━━ PROVIDED MATERIAL ━━

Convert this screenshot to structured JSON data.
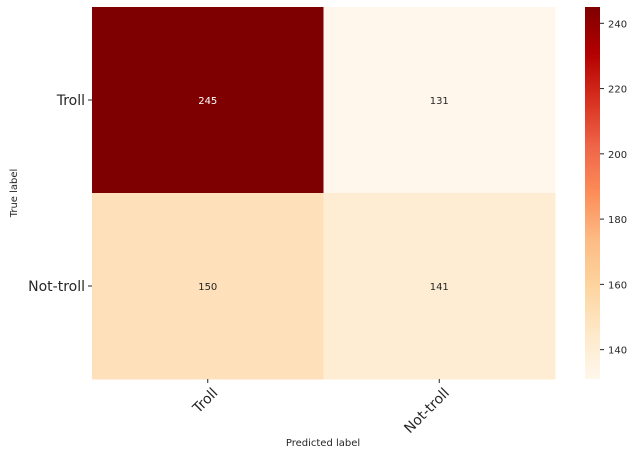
{
  "chart_data": {
    "type": "heatmap",
    "title": "",
    "xlabel": "Predicted label",
    "ylabel": "True label",
    "x_categories": [
      "Troll",
      "Not-troll"
    ],
    "y_categories": [
      "Troll",
      "Not-troll"
    ],
    "values": [
      [
        245,
        131
      ],
      [
        150,
        141
      ]
    ],
    "colorbar": {
      "range": [
        131,
        245
      ],
      "ticks": [
        140,
        160,
        180,
        200,
        220,
        240
      ],
      "colormap": "OrRd"
    },
    "grid": false,
    "legend": "none"
  },
  "colors": {
    "colormap_stops": [
      "#fff7ec",
      "#fee8c8",
      "#fdd49e",
      "#fdbb84",
      "#fc8d59",
      "#ef6548",
      "#d7301f",
      "#b30000",
      "#7f0000"
    ],
    "low_value_text": "#262626",
    "high_value_text": "#ffffff",
    "tick_color": "#262626"
  }
}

━━━

== YOUR TASK ==
Show the lines of the records that include the string "label".

== TASK RESPONSE ==
    "xlabel": "Predicted label",
    "ylabel": "True label",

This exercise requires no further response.